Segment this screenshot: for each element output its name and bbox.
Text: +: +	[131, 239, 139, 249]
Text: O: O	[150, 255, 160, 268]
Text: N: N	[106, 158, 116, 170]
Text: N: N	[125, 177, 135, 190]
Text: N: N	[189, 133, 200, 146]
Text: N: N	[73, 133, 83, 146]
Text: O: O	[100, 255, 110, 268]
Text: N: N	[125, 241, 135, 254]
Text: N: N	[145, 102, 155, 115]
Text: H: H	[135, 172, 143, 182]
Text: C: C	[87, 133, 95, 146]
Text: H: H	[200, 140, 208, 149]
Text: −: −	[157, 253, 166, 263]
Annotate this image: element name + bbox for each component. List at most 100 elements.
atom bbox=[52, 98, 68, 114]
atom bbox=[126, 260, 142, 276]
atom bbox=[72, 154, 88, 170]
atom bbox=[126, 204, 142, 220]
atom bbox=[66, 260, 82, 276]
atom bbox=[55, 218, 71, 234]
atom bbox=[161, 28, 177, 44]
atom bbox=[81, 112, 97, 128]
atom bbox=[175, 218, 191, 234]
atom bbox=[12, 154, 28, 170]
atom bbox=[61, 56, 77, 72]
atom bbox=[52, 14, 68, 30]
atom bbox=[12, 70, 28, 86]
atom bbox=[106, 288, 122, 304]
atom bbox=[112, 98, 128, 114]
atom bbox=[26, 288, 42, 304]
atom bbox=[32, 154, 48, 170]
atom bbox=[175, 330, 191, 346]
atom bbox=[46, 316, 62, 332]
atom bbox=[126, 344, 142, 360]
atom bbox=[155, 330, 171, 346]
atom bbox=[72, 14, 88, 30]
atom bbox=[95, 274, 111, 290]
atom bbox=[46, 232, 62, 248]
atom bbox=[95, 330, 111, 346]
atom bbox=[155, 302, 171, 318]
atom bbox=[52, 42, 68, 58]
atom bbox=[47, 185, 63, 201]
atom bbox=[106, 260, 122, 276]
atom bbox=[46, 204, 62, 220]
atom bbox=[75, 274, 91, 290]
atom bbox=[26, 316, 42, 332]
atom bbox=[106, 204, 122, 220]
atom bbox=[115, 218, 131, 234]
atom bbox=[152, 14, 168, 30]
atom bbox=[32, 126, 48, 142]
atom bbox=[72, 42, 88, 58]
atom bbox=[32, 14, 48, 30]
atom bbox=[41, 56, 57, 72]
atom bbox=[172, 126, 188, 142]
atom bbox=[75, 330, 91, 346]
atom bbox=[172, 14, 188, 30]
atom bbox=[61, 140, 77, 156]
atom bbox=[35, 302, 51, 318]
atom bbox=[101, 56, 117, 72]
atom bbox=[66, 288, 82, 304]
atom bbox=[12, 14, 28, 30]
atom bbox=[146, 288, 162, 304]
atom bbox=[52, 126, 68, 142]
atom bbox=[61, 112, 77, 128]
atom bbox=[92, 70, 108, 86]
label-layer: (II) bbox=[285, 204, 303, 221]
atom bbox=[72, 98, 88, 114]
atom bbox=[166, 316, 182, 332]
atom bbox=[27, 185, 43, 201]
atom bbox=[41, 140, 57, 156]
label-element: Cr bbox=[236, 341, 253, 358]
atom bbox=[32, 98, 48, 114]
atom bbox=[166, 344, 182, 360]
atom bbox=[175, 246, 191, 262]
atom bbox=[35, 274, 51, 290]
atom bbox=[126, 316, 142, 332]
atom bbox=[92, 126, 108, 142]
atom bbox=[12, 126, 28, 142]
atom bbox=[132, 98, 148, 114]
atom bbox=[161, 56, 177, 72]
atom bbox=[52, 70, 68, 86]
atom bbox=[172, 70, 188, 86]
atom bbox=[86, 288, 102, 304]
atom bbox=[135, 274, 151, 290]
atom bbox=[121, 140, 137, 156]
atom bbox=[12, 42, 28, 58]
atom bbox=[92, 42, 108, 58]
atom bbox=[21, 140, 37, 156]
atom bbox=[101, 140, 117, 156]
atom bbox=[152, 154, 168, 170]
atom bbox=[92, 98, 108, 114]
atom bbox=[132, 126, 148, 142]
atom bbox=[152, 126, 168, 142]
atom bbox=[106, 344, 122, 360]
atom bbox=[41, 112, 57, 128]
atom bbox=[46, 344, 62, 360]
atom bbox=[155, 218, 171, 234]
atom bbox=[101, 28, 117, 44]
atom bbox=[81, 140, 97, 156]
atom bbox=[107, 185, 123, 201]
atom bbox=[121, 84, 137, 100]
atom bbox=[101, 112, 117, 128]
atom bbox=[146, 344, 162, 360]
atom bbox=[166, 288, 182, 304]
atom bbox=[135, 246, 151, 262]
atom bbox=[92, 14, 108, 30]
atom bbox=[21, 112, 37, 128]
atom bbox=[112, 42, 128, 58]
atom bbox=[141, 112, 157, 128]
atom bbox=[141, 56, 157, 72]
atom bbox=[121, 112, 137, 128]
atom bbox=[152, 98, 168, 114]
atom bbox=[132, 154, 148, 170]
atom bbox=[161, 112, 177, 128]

* * * * * * *

* WHAT IS EXPECTED *
Print every line of the items above verbatim, changing nothing.

* THE OUTPUT *
Segment this screenshot: for each element output its name and bbox.
Text: +: +	[131, 239, 139, 249]
Text: O: O	[150, 255, 160, 268]
Text: N: N	[106, 158, 116, 170]
Text: N: N	[125, 177, 135, 190]
Text: N: N	[189, 133, 200, 146]
Text: N: N	[73, 133, 83, 146]
Text: O: O	[100, 255, 110, 268]
Text: N: N	[125, 241, 135, 254]
Text: N: N	[145, 102, 155, 115]
Text: H: H	[135, 172, 143, 182]
Text: C: C	[87, 133, 95, 146]
Text: H: H	[200, 140, 208, 149]
Text: −: −	[157, 253, 166, 263]
Annotate this image: element name + bbox for each component. List at most 100 elements.
atom bbox=[52, 98, 68, 114]
atom bbox=[126, 260, 142, 276]
atom bbox=[72, 154, 88, 170]
atom bbox=[126, 204, 142, 220]
atom bbox=[66, 260, 82, 276]
atom bbox=[55, 218, 71, 234]
atom bbox=[161, 28, 177, 44]
atom bbox=[81, 112, 97, 128]
atom bbox=[175, 218, 191, 234]
atom bbox=[12, 154, 28, 170]
atom bbox=[61, 56, 77, 72]
atom bbox=[52, 14, 68, 30]
atom bbox=[12, 70, 28, 86]
atom bbox=[106, 288, 122, 304]
atom bbox=[112, 98, 128, 114]
atom bbox=[26, 288, 42, 304]
atom bbox=[32, 154, 48, 170]
atom bbox=[175, 330, 191, 346]
atom bbox=[46, 316, 62, 332]
atom bbox=[126, 344, 142, 360]
atom bbox=[155, 330, 171, 346]
atom bbox=[72, 14, 88, 30]
atom bbox=[95, 274, 111, 290]
atom bbox=[46, 232, 62, 248]
atom bbox=[95, 330, 111, 346]
atom bbox=[155, 302, 171, 318]
atom bbox=[52, 42, 68, 58]
atom bbox=[47, 185, 63, 201]
atom bbox=[106, 260, 122, 276]
atom bbox=[46, 204, 62, 220]
atom bbox=[75, 274, 91, 290]
atom bbox=[26, 316, 42, 332]
atom bbox=[106, 204, 122, 220]
atom bbox=[115, 218, 131, 234]
atom bbox=[152, 14, 168, 30]
atom bbox=[32, 126, 48, 142]
atom bbox=[72, 42, 88, 58]
atom bbox=[32, 14, 48, 30]
atom bbox=[41, 56, 57, 72]
atom bbox=[172, 126, 188, 142]
atom bbox=[75, 330, 91, 346]
atom bbox=[172, 14, 188, 30]
atom bbox=[61, 140, 77, 156]
atom bbox=[35, 302, 51, 318]
atom bbox=[101, 56, 117, 72]
atom bbox=[66, 288, 82, 304]
atom bbox=[12, 14, 28, 30]
atom bbox=[146, 288, 162, 304]
atom bbox=[52, 126, 68, 142]
atom bbox=[61, 112, 77, 128]
atom bbox=[92, 70, 108, 86]
label-layer: (II) bbox=[285, 204, 303, 221]
atom bbox=[72, 98, 88, 114]
atom bbox=[166, 316, 182, 332]
atom bbox=[27, 185, 43, 201]
atom bbox=[41, 140, 57, 156]
label-element: Cr bbox=[236, 341, 253, 358]
atom bbox=[32, 98, 48, 114]
atom bbox=[166, 344, 182, 360]
atom bbox=[175, 246, 191, 262]
atom bbox=[35, 274, 51, 290]
atom bbox=[126, 316, 142, 332]
atom bbox=[92, 126, 108, 142]
atom bbox=[12, 126, 28, 142]
atom bbox=[132, 98, 148, 114]
atom bbox=[161, 56, 177, 72]
atom bbox=[52, 70, 68, 86]
atom bbox=[172, 70, 188, 86]
atom bbox=[86, 288, 102, 304]
atom bbox=[135, 274, 151, 290]
atom bbox=[121, 140, 137, 156]
atom bbox=[12, 42, 28, 58]
atom bbox=[92, 42, 108, 58]
atom bbox=[21, 140, 37, 156]
atom bbox=[101, 140, 117, 156]
atom bbox=[152, 154, 168, 170]
atom bbox=[92, 98, 108, 114]
atom bbox=[132, 126, 148, 142]
atom bbox=[152, 126, 168, 142]
atom bbox=[106, 344, 122, 360]
atom bbox=[41, 112, 57, 128]
atom bbox=[46, 344, 62, 360]
atom bbox=[155, 218, 171, 234]
atom bbox=[101, 28, 117, 44]
atom bbox=[81, 140, 97, 156]
atom bbox=[107, 185, 123, 201]
atom bbox=[121, 84, 137, 100]
atom bbox=[101, 112, 117, 128]
atom bbox=[146, 344, 162, 360]
atom bbox=[166, 288, 182, 304]
atom bbox=[135, 246, 151, 262]
atom bbox=[92, 14, 108, 30]
atom bbox=[21, 112, 37, 128]
atom bbox=[112, 42, 128, 58]
atom bbox=[141, 112, 157, 128]
atom bbox=[141, 56, 157, 72]
atom bbox=[121, 112, 137, 128]
atom bbox=[152, 98, 168, 114]
atom bbox=[132, 154, 148, 170]
atom bbox=[161, 112, 177, 128]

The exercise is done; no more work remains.